--- Exercise goal ---
All lines in the records below that hold "mislabeled" are to be shown.

--- Extracted entries ---
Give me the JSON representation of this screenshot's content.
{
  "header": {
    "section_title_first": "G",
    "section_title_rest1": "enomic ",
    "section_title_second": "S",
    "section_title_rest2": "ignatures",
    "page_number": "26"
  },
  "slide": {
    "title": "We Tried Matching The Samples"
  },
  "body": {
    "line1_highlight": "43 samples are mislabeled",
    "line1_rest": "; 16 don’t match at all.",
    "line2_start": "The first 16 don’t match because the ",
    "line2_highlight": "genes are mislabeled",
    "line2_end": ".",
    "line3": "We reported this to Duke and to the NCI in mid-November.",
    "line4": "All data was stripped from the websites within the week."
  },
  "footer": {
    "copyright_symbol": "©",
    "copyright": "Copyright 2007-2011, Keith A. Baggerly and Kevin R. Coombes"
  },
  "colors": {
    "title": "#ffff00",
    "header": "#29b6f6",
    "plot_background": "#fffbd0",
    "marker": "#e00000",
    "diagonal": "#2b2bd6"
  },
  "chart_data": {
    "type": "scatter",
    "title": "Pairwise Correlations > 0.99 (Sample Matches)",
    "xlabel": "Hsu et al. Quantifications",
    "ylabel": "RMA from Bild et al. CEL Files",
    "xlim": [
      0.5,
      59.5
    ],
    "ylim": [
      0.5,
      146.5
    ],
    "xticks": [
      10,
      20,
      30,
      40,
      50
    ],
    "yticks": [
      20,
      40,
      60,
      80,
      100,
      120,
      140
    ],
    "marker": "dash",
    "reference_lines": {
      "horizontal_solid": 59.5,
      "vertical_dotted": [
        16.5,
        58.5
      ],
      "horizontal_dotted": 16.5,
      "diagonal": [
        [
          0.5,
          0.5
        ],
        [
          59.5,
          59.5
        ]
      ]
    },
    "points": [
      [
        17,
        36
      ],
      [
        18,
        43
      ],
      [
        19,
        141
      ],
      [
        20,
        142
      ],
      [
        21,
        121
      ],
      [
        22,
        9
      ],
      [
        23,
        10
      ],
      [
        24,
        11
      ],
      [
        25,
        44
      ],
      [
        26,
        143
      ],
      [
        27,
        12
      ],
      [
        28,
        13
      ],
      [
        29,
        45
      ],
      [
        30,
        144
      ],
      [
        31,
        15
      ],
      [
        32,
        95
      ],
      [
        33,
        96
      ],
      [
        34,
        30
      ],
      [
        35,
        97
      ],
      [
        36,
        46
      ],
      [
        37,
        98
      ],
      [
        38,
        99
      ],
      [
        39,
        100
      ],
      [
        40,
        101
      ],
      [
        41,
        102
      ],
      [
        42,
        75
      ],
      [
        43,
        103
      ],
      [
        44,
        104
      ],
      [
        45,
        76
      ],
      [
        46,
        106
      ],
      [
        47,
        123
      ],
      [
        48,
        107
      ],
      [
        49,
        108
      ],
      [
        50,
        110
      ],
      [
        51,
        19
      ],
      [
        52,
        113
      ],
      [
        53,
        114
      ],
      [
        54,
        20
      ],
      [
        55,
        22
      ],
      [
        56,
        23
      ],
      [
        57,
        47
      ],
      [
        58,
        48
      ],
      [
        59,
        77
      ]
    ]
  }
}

--- Response to the task ---
    "line1_highlight": "43 samples are mislabeled",
    "line2_highlight": "genes are mislabeled",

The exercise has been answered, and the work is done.